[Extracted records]
——————————

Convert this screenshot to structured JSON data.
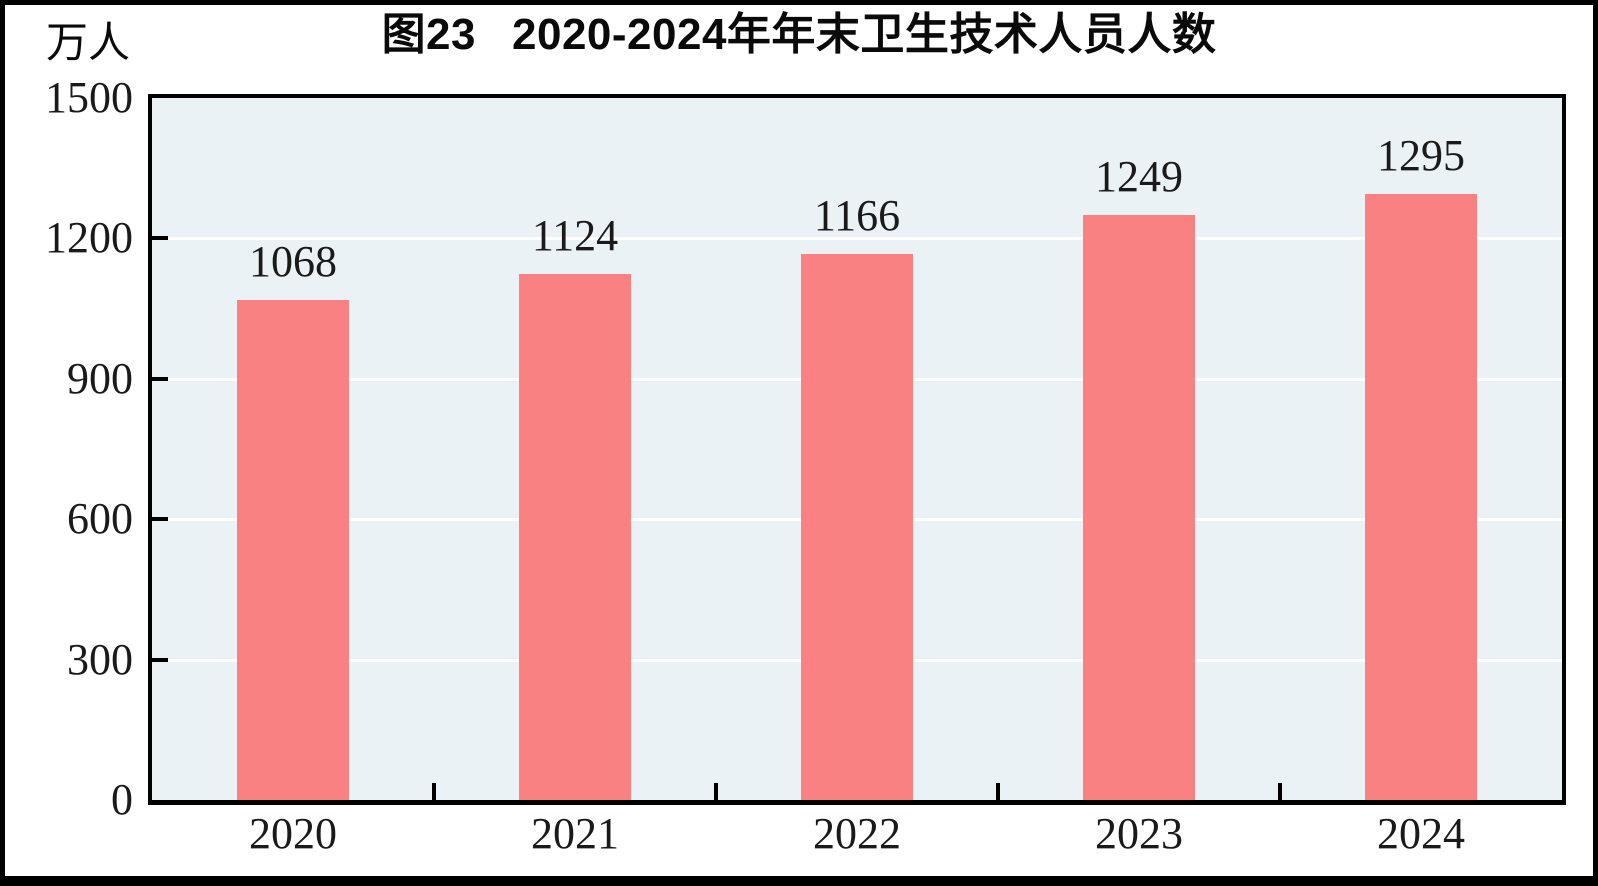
{
  "figure": {
    "title_prefix": "图23",
    "title_main": "2020-2024年年末卫生技术人员人数",
    "unit_label": "万人"
  },
  "chart_data": {
    "type": "bar",
    "title": "图23 2020-2024年年末卫生技术人员人数",
    "categories": [
      "2020",
      "2021",
      "2022",
      "2023",
      "2024"
    ],
    "values": [
      1068,
      1124,
      1166,
      1249,
      1295
    ],
    "data_labels": [
      "1068",
      "1124",
      "1166",
      "1249",
      "1295"
    ],
    "xlabel": "",
    "ylabel": "万人",
    "ylim": [
      0,
      1500
    ],
    "yticks": [
      0,
      300,
      600,
      900,
      1200,
      1500
    ],
    "grid": "horizontal-white",
    "legend_position": "none",
    "bar_color": "#FA8181",
    "plot_background": "#EAF2F6",
    "gridline_color": "#FFFFFF",
    "axis_color": "#000000",
    "text_color": "#1a1a1a"
  }
}
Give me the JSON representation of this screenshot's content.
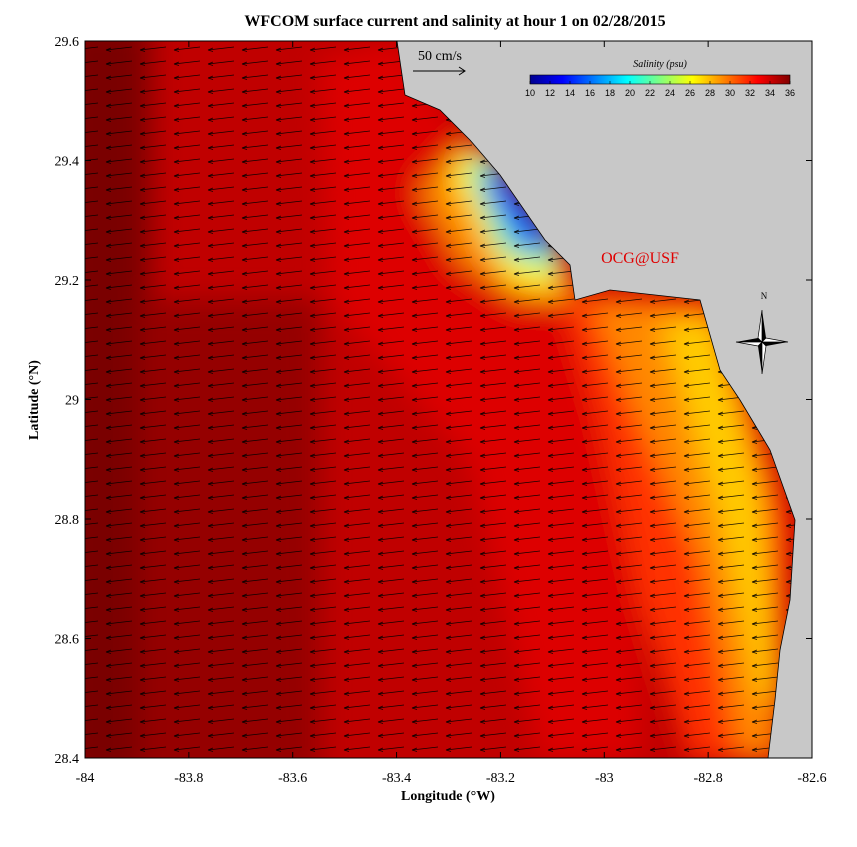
{
  "chart_data": {
    "type": "map",
    "title": "WFCOM surface current and salinity at hour 1 on 02/28/2015",
    "x_label": "Longitude (°W)",
    "y_label": "Latitude (°N)",
    "xlim": [
      -84,
      -82.6
    ],
    "xticks": [
      -84,
      -83.8,
      -83.6,
      -83.4,
      -83.2,
      -83,
      -82.8,
      -82.6
    ],
    "ylim": [
      28.4,
      29.6
    ],
    "yticks": [
      28.4,
      28.6,
      28.8,
      29,
      29.2,
      29.4,
      29.6
    ],
    "colorbar": {
      "title": "Salinity (psu)",
      "lim": [
        10,
        36
      ],
      "ticks": [
        10,
        12,
        14,
        16,
        18,
        20,
        22,
        24,
        26,
        28,
        30,
        32,
        34,
        36
      ],
      "colors": [
        "#00008f",
        "#0000ff",
        "#0080ff",
        "#00ffff",
        "#80ff80",
        "#ffff00",
        "#ff8000",
        "#ff0000",
        "#800000"
      ]
    },
    "scale_label": "50 cm/s",
    "credit": "OCG@USF",
    "north_label": "N"
  }
}
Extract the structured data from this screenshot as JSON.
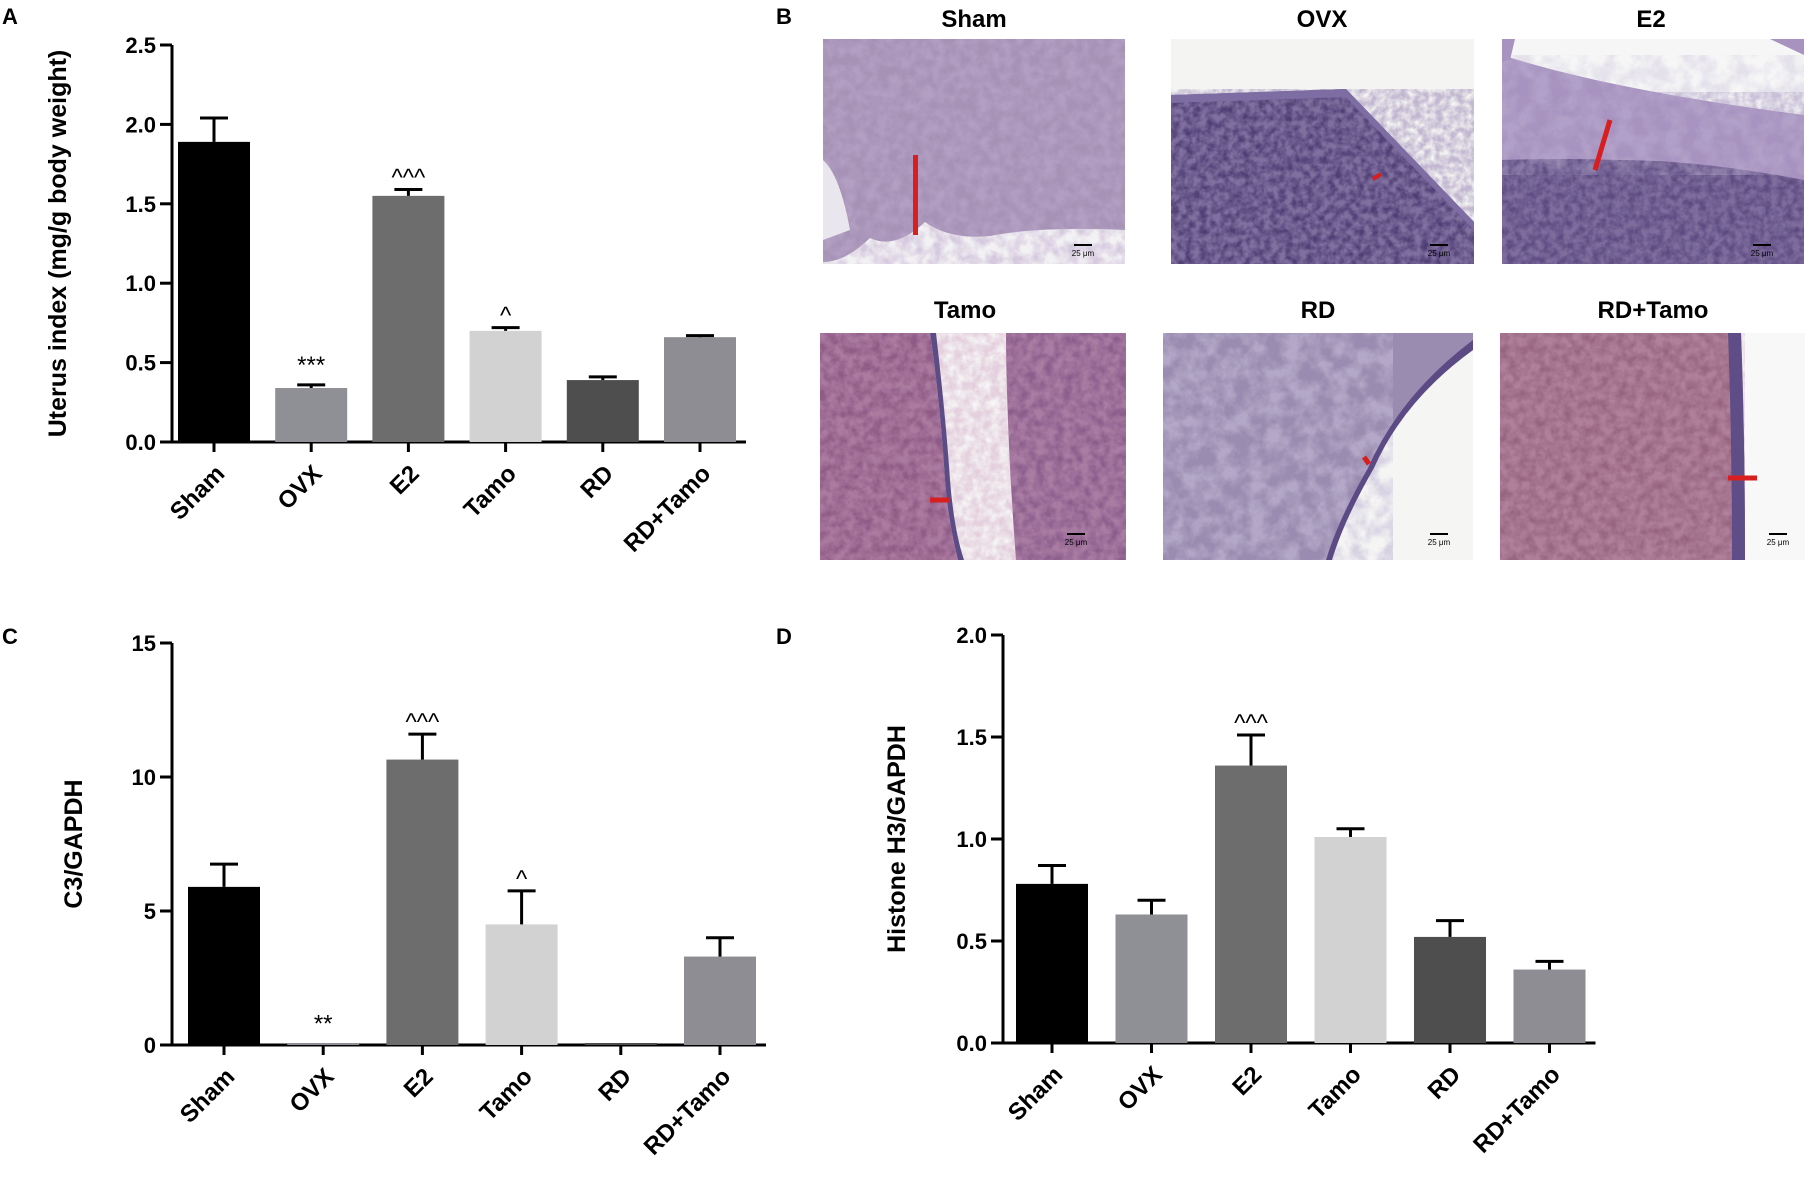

——————————

▶ [Exercise brief]:
Only lines with the string "screenshot" belong in your answer; copy each one.

▶ [The output]:
Convert this screenshot to structured JSON data.
Give me the JSON representation of this screenshot's content.
Extract the structured data from this screenshot as JSON.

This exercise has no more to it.